> [What this task involves] Omit the images. Copy each entry word for word.

(Extracted records)
##############################
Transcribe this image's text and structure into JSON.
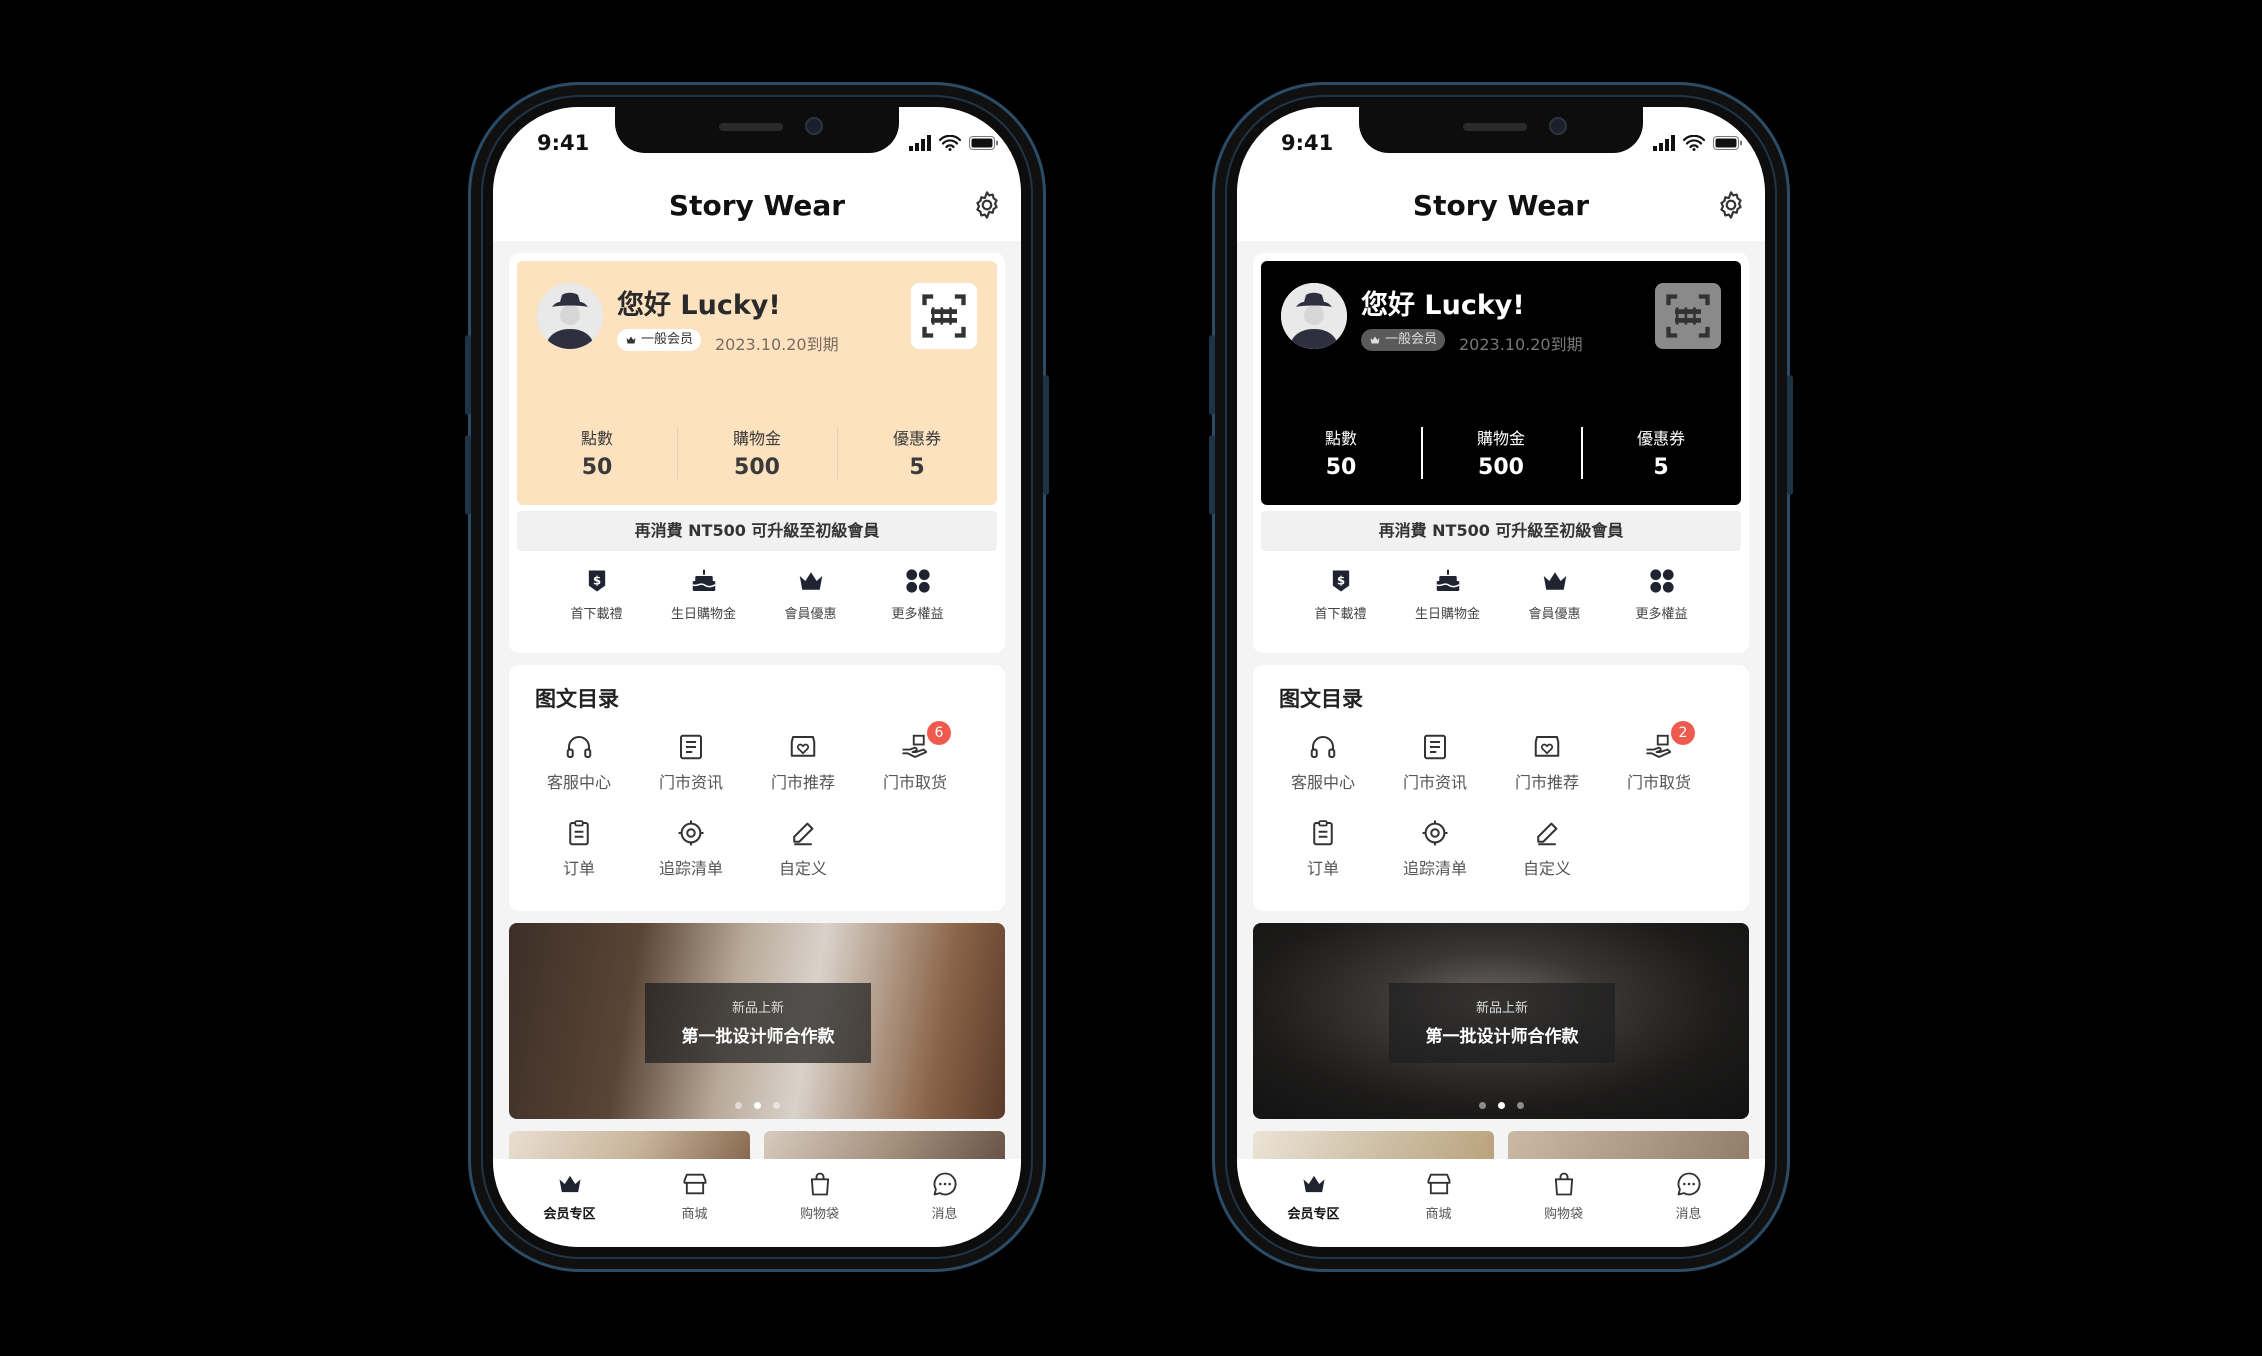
{
  "phones": [
    {
      "status": {
        "time": "9:41"
      },
      "header": {
        "title": "Story Wear"
      },
      "member": {
        "greeting": "您好 Lucky!",
        "tier": "一般会员",
        "expiry": "2023.10.20到期",
        "theme": "peach",
        "card_color": "#fde2bf",
        "stats": [
          {
            "label": "點數",
            "value": "50"
          },
          {
            "label": "購物金",
            "value": "500"
          },
          {
            "label": "優惠券",
            "value": "5"
          }
        ],
        "upgrade": "再消費 NT500 可升級至初級會員"
      },
      "perks": [
        {
          "label": "首下載禮",
          "icon": "shield-dollar-icon"
        },
        {
          "label": "生日購物金",
          "icon": "birthday-cake-icon"
        },
        {
          "label": "會員優惠",
          "icon": "crown-icon"
        },
        {
          "label": "更多權益",
          "icon": "four-dots-icon"
        }
      ],
      "catalog": {
        "title": "图文目录",
        "items": [
          {
            "label": "客服中心",
            "icon": "headset-icon"
          },
          {
            "label": "门市资讯",
            "icon": "document-icon"
          },
          {
            "label": "门市推荐",
            "icon": "store-heart-icon"
          },
          {
            "label": "门市取货",
            "icon": "hand-package-icon",
            "badge": "6"
          },
          {
            "label": "订单",
            "icon": "clipboard-icon"
          },
          {
            "label": "追踪清单",
            "icon": "target-icon"
          },
          {
            "label": "自定义",
            "icon": "pencil-icon"
          }
        ]
      },
      "banner": {
        "subtitle": "新品上新",
        "title": "第一批设计师合作款",
        "active_dot": 1
      },
      "tabs": [
        {
          "label": "会员专区",
          "icon": "crown-icon",
          "active": true
        },
        {
          "label": "商城",
          "icon": "shop-icon",
          "active": false
        },
        {
          "label": "购物袋",
          "icon": "shopping-bag-icon",
          "active": false
        },
        {
          "label": "消息",
          "icon": "chat-bubble-icon",
          "active": false
        }
      ]
    },
    {
      "status": {
        "time": "9:41"
      },
      "header": {
        "title": "Story Wear"
      },
      "member": {
        "greeting": "您好 Lucky!",
        "tier": "一般会员",
        "expiry": "2023.10.20到期",
        "theme": "black",
        "card_color": "#000000",
        "stats": [
          {
            "label": "點數",
            "value": "50"
          },
          {
            "label": "購物金",
            "value": "500"
          },
          {
            "label": "優惠券",
            "value": "5"
          }
        ],
        "upgrade": "再消費 NT500 可升級至初級會員"
      },
      "perks": [
        {
          "label": "首下載禮",
          "icon": "shield-dollar-icon"
        },
        {
          "label": "生日購物金",
          "icon": "birthday-cake-icon"
        },
        {
          "label": "會員優惠",
          "icon": "crown-icon"
        },
        {
          "label": "更多權益",
          "icon": "four-dots-icon"
        }
      ],
      "catalog": {
        "title": "图文目录",
        "items": [
          {
            "label": "客服中心",
            "icon": "headset-icon"
          },
          {
            "label": "门市资讯",
            "icon": "document-icon"
          },
          {
            "label": "门市推荐",
            "icon": "store-heart-icon"
          },
          {
            "label": "门市取货",
            "icon": "hand-package-icon",
            "badge": "2"
          },
          {
            "label": "订单",
            "icon": "clipboard-icon"
          },
          {
            "label": "追踪清单",
            "icon": "target-icon"
          },
          {
            "label": "自定义",
            "icon": "pencil-icon"
          }
        ]
      },
      "banner": {
        "subtitle": "新品上新",
        "title": "第一批设计师合作款",
        "active_dot": 1
      },
      "tabs": [
        {
          "label": "会员专区",
          "icon": "crown-icon",
          "active": true
        },
        {
          "label": "商城",
          "icon": "shop-icon",
          "active": false
        },
        {
          "label": "购物袋",
          "icon": "shopping-bag-icon",
          "active": false
        },
        {
          "label": "消息",
          "icon": "chat-bubble-icon",
          "active": false
        }
      ]
    }
  ],
  "colors": {
    "badge_red": "#ef5a4f",
    "peach": "#fde2bf",
    "dark": "#000000"
  }
}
##############################
> [Task output]
Transcribe this image's text and structure into JSON.
{
  "phones": [
    {
      "status": {
        "time": "9:41"
      },
      "header": {
        "title": "Story Wear"
      },
      "member": {
        "greeting": "您好 Lucky!",
        "tier": "一般会员",
        "expiry": "2023.10.20到期",
        "theme": "peach",
        "card_color": "#fde2bf",
        "stats": [
          {
            "label": "點數",
            "value": "50"
          },
          {
            "label": "購物金",
            "value": "500"
          },
          {
            "label": "優惠券",
            "value": "5"
          }
        ],
        "upgrade": "再消費 NT500 可升級至初級會員"
      },
      "perks": [
        {
          "label": "首下載禮",
          "icon": "shield-dollar-icon"
        },
        {
          "label": "生日購物金",
          "icon": "birthday-cake-icon"
        },
        {
          "label": "會員優惠",
          "icon": "crown-icon"
        },
        {
          "label": "更多權益",
          "icon": "four-dots-icon"
        }
      ],
      "catalog": {
        "title": "图文目录",
        "items": [
          {
            "label": "客服中心",
            "icon": "headset-icon"
          },
          {
            "label": "门市资讯",
            "icon": "document-icon"
          },
          {
            "label": "门市推荐",
            "icon": "store-heart-icon"
          },
          {
            "label": "门市取货",
            "icon": "hand-package-icon",
            "badge": "6"
          },
          {
            "label": "订单",
            "icon": "clipboard-icon"
          },
          {
            "label": "追踪清单",
            "icon": "target-icon"
          },
          {
            "label": "自定义",
            "icon": "pencil-icon"
          }
        ]
      },
      "banner": {
        "subtitle": "新品上新",
        "title": "第一批设计师合作款",
        "active_dot": 1
      },
      "tabs": [
        {
          "label": "会员专区",
          "icon": "crown-icon",
          "active": true
        },
        {
          "label": "商城",
          "icon": "shop-icon",
          "active": false
        },
        {
          "label": "购物袋",
          "icon": "shopping-bag-icon",
          "active": false
        },
        {
          "label": "消息",
          "icon": "chat-bubble-icon",
          "active": false
        }
      ]
    },
    {
      "status": {
        "time": "9:41"
      },
      "header": {
        "title": "Story Wear"
      },
      "member": {
        "greeting": "您好 Lucky!",
        "tier": "一般会员",
        "expiry": "2023.10.20到期",
        "theme": "black",
        "card_color": "#000000",
        "stats": [
          {
            "label": "點數",
            "value": "50"
          },
          {
            "label": "購物金",
            "value": "500"
          },
          {
            "label": "優惠券",
            "value": "5"
          }
        ],
        "upgrade": "再消費 NT500 可升級至初級會員"
      },
      "perks": [
        {
          "label": "首下載禮",
          "icon": "shield-dollar-icon"
        },
        {
          "label": "生日購物金",
          "icon": "birthday-cake-icon"
        },
        {
          "label": "會員優惠",
          "icon": "crown-icon"
        },
        {
          "label": "更多權益",
          "icon": "four-dots-icon"
        }
      ],
      "catalog": {
        "title": "图文目录",
        "items": [
          {
            "label": "客服中心",
            "icon": "headset-icon"
          },
          {
            "label": "门市资讯",
            "icon": "document-icon"
          },
          {
            "label": "门市推荐",
            "icon": "store-heart-icon"
          },
          {
            "label": "门市取货",
            "icon": "hand-package-icon",
            "badge": "2"
          },
          {
            "label": "订单",
            "icon": "clipboard-icon"
          },
          {
            "label": "追踪清单",
            "icon": "target-icon"
          },
          {
            "label": "自定义",
            "icon": "pencil-icon"
          }
        ]
      },
      "banner": {
        "subtitle": "新品上新",
        "title": "第一批设计师合作款",
        "active_dot": 1
      },
      "tabs": [
        {
          "label": "会员专区",
          "icon": "crown-icon",
          "active": true
        },
        {
          "label": "商城",
          "icon": "shop-icon",
          "active": false
        },
        {
          "label": "购物袋",
          "icon": "shopping-bag-icon",
          "active": false
        },
        {
          "label": "消息",
          "icon": "chat-bubble-icon",
          "active": false
        }
      ]
    }
  ],
  "colors": {
    "badge_red": "#ef5a4f",
    "peach": "#fde2bf",
    "dark": "#000000"
  }
}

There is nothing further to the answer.